### EXERCISE AIM
Give the count of lines in the data that include "Flexible", with no other words.

### DATASET EXTRACT
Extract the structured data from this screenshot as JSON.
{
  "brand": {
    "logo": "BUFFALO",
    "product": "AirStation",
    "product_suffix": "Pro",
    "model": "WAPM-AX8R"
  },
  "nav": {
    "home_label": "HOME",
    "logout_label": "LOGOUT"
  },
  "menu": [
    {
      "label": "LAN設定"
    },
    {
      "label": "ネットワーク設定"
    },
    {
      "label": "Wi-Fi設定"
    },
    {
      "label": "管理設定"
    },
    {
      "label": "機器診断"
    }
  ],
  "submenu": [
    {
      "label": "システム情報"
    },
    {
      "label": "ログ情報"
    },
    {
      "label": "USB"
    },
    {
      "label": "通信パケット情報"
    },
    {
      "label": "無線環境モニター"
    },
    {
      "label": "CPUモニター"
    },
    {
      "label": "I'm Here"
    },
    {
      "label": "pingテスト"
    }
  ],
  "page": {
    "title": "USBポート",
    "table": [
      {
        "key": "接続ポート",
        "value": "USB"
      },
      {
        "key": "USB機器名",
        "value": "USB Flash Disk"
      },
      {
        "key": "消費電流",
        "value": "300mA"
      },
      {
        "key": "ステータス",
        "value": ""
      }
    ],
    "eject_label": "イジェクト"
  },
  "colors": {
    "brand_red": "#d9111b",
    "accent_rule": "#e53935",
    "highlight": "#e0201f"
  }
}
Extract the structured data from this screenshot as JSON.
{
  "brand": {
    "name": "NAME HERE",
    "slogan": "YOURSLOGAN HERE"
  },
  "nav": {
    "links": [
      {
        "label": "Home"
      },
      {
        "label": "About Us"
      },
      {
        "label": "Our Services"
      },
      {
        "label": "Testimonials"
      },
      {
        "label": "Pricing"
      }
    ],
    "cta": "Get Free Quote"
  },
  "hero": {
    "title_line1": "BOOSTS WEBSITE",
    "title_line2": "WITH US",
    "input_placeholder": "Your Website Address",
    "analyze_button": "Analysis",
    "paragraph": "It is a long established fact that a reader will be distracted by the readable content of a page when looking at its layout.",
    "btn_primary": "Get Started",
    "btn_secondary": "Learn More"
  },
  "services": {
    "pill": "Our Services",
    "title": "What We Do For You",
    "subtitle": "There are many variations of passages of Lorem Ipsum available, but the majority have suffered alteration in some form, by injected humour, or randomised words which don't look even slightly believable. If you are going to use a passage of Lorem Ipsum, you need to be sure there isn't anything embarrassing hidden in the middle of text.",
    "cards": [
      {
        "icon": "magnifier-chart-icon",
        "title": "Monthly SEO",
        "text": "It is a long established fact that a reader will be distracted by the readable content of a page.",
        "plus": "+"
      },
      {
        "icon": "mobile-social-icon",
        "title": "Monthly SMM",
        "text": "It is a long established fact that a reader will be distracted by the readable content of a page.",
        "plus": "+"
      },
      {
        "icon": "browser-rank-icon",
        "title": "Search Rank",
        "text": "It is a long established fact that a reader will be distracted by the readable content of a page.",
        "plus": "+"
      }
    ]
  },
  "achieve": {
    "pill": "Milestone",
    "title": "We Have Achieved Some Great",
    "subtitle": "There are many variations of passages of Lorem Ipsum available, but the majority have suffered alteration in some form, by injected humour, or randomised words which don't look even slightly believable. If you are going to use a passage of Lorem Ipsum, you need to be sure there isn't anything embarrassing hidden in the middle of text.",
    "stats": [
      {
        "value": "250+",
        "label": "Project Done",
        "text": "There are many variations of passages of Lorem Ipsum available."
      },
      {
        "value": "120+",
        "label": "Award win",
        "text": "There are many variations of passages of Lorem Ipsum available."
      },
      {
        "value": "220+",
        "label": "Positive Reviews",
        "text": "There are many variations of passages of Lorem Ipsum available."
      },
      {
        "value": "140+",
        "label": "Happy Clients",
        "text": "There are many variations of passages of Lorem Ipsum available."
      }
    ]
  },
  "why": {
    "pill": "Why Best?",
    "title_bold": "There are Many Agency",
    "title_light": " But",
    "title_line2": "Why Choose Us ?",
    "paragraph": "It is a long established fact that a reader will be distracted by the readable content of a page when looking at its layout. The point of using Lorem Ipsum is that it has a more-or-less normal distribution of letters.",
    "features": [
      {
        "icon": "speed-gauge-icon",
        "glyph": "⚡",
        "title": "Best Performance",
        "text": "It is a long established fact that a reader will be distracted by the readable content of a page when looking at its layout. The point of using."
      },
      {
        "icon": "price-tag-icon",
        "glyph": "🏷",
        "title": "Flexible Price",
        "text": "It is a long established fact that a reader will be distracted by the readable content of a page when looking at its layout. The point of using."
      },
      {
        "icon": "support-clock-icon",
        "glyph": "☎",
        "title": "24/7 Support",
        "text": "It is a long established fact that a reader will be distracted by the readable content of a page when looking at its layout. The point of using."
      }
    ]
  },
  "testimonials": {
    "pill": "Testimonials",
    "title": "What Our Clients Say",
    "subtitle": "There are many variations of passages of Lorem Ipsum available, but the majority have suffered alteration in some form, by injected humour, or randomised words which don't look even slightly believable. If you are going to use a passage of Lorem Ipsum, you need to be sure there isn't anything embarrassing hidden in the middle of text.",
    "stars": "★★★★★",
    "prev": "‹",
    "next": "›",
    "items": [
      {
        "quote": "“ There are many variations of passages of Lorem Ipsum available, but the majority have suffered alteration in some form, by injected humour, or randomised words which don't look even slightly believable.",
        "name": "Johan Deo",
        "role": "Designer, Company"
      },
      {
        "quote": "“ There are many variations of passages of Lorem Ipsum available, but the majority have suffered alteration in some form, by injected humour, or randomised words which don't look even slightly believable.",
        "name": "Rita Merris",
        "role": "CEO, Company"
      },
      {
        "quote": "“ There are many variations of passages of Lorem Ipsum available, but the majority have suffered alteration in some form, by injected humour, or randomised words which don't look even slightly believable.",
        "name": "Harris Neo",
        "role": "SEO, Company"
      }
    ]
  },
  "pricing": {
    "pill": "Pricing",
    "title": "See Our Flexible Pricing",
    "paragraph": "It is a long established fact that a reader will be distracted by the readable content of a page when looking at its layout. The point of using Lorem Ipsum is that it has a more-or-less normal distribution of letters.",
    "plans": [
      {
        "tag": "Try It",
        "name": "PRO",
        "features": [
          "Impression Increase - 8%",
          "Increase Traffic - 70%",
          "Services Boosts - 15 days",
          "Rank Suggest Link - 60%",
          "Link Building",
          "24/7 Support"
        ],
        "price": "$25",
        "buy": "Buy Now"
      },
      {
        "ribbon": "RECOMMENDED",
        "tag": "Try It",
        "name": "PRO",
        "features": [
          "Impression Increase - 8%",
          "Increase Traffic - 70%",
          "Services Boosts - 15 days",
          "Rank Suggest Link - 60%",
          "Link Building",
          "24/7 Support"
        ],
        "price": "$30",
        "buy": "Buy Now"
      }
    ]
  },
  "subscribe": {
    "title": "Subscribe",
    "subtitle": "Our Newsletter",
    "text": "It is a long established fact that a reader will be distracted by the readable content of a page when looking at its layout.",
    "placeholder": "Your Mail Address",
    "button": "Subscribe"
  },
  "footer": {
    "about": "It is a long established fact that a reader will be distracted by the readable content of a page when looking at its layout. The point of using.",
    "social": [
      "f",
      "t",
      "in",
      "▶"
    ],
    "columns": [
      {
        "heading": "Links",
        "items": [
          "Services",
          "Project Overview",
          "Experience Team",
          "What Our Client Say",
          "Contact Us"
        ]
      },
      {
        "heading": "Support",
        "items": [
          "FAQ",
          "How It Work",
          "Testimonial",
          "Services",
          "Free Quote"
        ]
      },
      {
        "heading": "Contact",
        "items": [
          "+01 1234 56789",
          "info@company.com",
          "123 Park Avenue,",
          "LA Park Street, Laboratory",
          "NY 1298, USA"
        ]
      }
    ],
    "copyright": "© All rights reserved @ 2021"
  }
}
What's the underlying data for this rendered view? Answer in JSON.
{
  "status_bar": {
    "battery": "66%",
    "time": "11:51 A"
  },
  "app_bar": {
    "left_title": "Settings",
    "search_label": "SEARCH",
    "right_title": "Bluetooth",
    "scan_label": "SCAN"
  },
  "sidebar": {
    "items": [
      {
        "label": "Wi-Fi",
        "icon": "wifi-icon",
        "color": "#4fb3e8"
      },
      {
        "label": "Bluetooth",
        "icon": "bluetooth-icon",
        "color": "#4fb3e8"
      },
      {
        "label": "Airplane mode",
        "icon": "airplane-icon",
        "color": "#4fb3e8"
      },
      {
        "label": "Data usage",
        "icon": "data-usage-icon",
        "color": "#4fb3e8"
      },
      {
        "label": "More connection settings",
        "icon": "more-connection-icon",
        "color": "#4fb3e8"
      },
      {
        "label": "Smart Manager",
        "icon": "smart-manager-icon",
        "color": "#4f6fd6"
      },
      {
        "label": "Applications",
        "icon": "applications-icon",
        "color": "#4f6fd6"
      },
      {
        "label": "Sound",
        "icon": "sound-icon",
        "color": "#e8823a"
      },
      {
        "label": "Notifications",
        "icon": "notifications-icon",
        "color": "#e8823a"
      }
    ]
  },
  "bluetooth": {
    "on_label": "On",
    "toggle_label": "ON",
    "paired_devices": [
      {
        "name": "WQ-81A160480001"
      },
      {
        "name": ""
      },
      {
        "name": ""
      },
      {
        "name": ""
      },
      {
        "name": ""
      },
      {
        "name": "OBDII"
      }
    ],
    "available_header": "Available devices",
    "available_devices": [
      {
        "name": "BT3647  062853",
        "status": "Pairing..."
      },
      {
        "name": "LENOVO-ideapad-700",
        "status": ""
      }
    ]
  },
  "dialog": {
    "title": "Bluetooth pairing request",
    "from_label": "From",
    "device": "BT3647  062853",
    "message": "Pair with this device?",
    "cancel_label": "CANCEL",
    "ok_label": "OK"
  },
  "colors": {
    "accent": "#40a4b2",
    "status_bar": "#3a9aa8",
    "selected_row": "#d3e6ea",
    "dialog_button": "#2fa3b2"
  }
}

### FINISHED EXERCISE
2